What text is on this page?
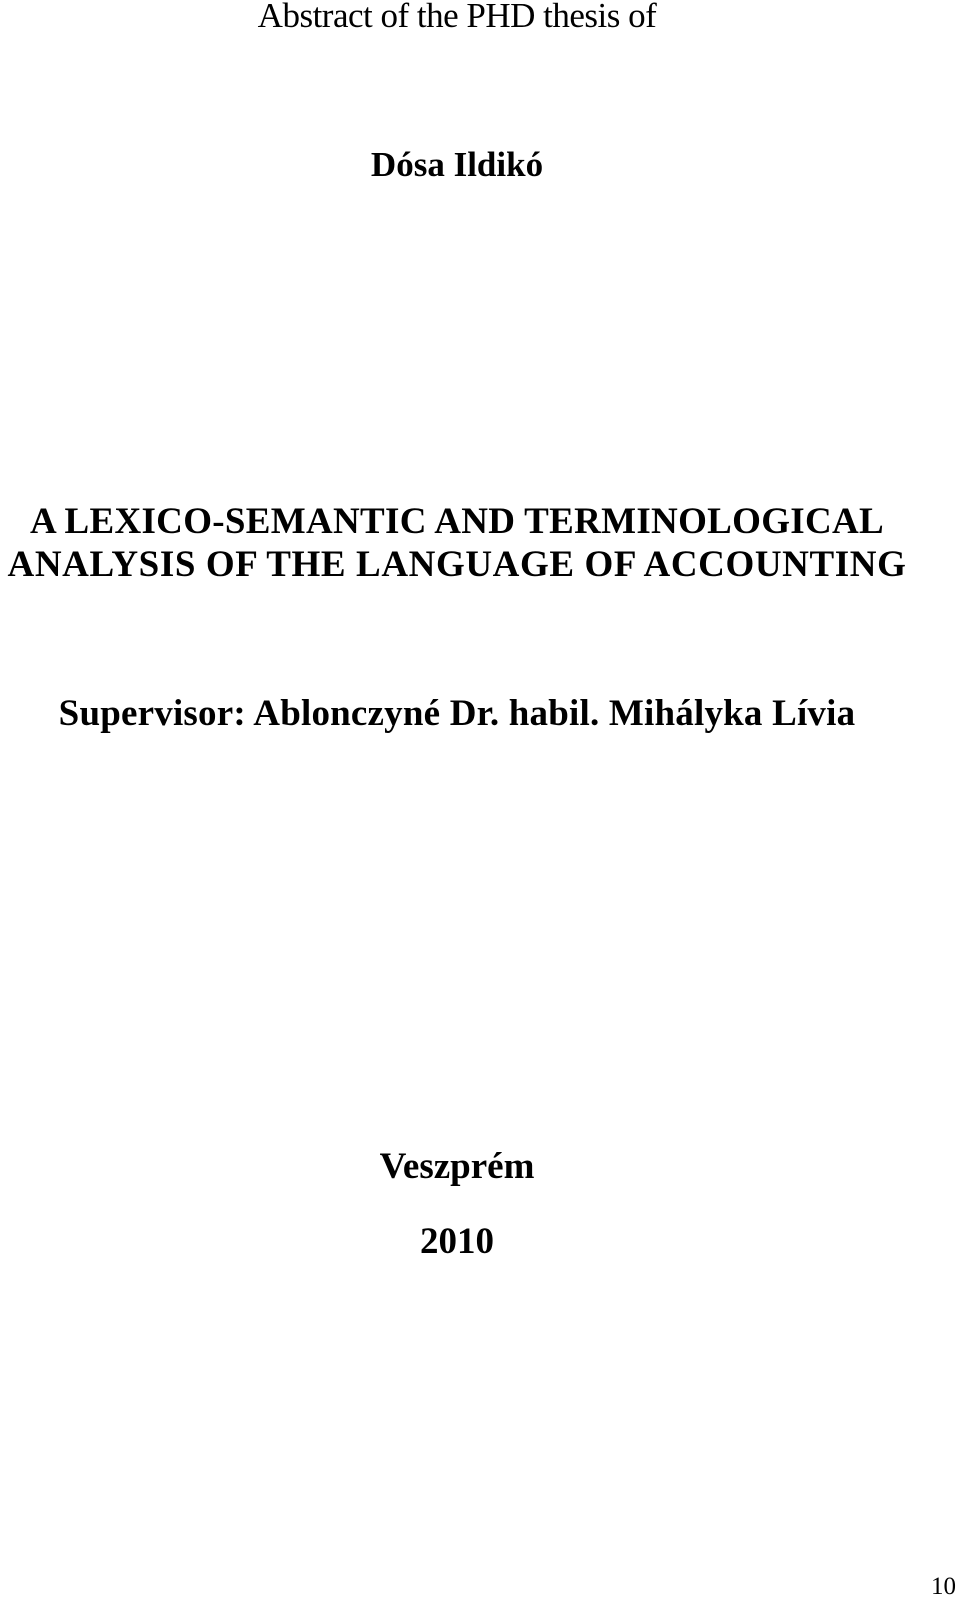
Abstract of the PHD thesis of

Dósa Ildikó

A LEXICO-SEMANTIC AND TERMINOLOGICAL

ANALYSIS OF THE LANGUAGE OF ACCOUNTING

Supervisor: Ablonczyné Dr. habil. Mihályka Lívia

Veszprém

2010

10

▸ **What is asked**:
Leave the pictures out and copy the rest of the data exactly.

▸ **Task output**:
What text is on this page?
Abstract of the PHD thesis of

Dósa Ildikó

A LEXICO-SEMANTIC AND TERMINOLOGICAL

ANALYSIS OF THE LANGUAGE OF ACCOUNTING

Supervisor: Ablonczyné Dr. habil. Mihályka Lívia

Veszprém

2010

10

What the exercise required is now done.